SHORT TASK: Lines containing "title" are to be counted. Give the number and nothing more.

(Dataset rows about figures)
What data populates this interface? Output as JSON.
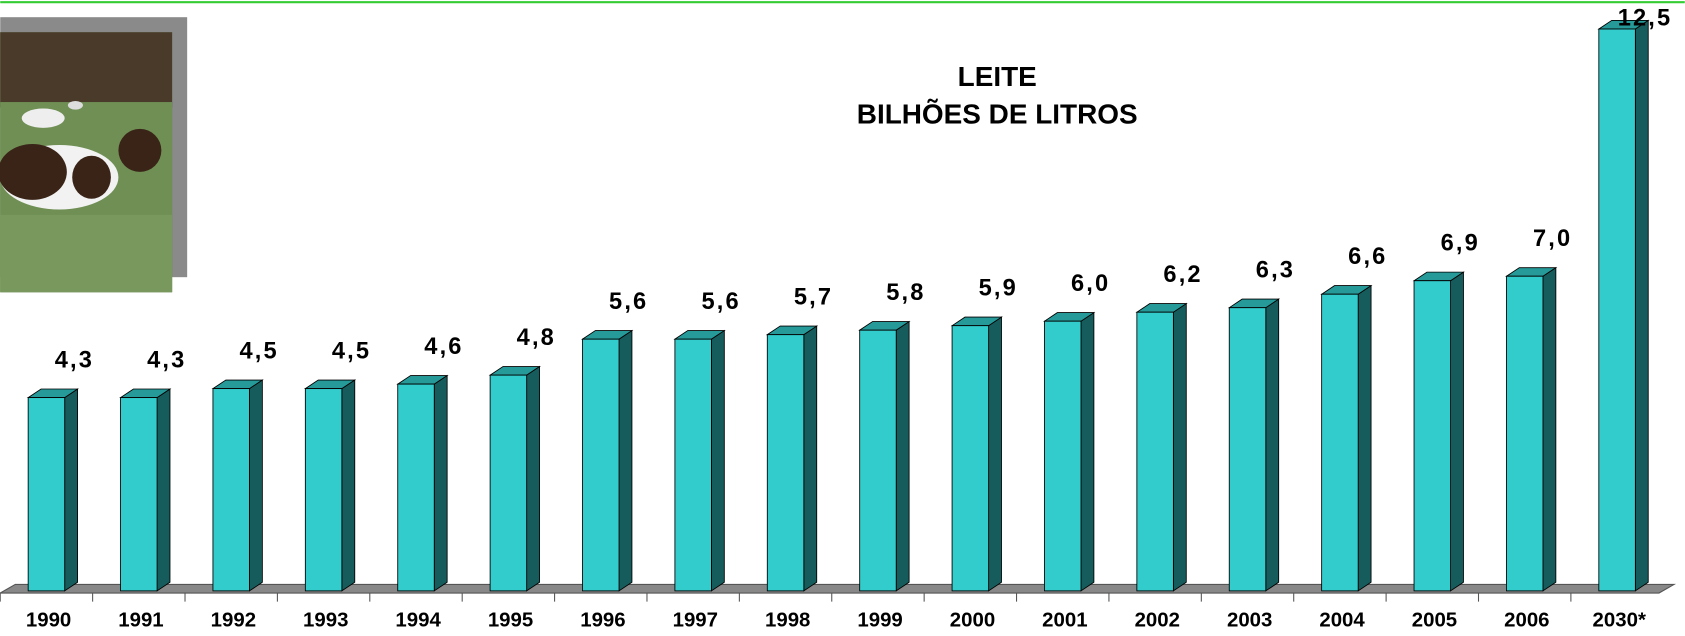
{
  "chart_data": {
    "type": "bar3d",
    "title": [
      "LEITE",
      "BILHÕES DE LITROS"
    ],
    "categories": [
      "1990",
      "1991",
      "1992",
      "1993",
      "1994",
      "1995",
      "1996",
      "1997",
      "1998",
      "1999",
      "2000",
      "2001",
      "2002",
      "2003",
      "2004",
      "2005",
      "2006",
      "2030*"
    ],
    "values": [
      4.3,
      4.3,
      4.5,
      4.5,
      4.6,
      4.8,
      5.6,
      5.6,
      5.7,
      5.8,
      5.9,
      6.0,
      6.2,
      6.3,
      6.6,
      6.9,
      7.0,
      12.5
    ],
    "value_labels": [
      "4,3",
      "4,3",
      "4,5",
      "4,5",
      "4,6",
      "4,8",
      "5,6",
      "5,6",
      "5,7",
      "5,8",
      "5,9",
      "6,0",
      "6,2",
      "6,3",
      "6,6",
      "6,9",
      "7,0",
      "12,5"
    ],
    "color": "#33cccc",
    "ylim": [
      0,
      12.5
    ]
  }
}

==

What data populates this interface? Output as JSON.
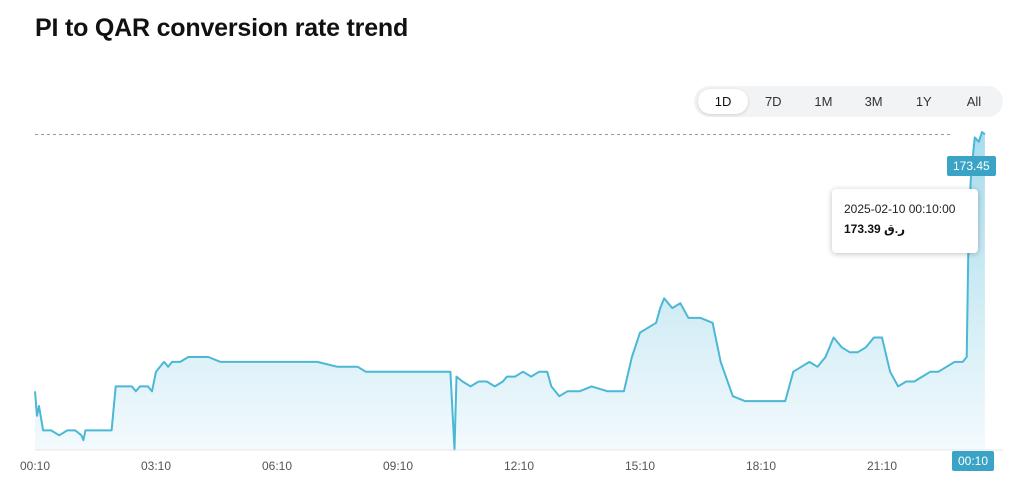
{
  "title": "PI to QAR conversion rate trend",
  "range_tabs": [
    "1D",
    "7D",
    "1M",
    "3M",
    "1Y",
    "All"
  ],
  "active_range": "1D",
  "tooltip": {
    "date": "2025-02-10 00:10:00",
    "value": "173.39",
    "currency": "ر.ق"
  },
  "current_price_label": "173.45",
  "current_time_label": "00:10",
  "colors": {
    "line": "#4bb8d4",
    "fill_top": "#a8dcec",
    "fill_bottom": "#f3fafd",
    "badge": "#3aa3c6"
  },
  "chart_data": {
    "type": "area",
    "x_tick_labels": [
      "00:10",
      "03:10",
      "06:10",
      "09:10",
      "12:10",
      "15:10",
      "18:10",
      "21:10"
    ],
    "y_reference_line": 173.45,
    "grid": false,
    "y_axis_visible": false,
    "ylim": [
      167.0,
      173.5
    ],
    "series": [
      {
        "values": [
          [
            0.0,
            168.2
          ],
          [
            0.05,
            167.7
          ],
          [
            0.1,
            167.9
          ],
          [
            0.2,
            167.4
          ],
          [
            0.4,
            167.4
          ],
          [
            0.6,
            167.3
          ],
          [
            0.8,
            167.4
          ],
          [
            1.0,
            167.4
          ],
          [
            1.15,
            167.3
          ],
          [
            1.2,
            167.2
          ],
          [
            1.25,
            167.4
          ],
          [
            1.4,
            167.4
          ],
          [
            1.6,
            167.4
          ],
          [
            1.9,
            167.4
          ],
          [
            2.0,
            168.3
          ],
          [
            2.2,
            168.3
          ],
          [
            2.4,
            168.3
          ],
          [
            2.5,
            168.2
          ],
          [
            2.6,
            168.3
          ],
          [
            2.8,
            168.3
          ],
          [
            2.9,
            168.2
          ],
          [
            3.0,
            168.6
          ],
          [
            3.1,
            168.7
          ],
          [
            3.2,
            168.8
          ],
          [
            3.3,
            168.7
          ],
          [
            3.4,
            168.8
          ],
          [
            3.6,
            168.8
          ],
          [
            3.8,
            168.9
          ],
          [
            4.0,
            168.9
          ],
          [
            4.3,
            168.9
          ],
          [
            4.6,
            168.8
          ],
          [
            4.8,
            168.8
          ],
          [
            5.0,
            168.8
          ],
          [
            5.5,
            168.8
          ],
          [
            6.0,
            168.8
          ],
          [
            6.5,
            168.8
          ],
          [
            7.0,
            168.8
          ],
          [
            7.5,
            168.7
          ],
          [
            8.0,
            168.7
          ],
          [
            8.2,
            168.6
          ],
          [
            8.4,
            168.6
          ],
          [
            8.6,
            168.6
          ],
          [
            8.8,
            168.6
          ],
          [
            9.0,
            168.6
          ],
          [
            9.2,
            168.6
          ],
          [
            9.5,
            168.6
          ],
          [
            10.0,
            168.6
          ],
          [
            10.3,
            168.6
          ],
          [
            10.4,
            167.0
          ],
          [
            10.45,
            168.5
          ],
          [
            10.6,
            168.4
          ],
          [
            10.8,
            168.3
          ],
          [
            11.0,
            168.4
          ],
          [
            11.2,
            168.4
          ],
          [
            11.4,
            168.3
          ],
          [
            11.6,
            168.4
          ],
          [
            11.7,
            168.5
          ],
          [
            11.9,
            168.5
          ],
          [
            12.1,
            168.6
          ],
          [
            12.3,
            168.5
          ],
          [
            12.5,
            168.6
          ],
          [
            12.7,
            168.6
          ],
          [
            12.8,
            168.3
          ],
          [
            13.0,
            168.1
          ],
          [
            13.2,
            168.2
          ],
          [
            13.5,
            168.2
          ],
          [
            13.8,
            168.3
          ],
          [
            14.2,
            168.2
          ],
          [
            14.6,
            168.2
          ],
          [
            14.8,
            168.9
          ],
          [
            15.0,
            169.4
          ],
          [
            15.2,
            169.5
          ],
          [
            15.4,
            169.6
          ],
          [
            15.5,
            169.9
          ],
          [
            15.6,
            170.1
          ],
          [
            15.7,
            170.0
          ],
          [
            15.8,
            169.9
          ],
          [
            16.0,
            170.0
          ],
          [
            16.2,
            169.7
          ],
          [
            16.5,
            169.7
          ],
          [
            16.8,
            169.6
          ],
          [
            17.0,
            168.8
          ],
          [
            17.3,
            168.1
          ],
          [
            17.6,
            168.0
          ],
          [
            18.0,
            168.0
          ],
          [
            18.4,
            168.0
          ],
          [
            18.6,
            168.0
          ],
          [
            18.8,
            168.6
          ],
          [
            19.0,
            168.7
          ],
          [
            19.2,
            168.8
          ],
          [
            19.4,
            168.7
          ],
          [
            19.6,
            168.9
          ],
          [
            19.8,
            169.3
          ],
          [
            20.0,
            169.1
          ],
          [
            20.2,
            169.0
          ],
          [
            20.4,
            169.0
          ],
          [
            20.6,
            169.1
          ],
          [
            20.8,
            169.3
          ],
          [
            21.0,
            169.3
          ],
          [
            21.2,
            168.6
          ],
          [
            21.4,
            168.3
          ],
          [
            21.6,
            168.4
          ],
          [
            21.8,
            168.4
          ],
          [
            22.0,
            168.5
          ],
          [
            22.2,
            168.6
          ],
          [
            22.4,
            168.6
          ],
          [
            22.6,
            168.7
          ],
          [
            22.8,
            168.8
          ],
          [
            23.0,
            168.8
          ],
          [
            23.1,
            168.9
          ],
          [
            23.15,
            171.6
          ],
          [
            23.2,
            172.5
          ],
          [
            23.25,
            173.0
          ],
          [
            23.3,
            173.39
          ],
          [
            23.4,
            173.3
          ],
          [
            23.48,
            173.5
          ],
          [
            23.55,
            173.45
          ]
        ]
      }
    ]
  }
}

OUTPUT FOR THIS TASK: 2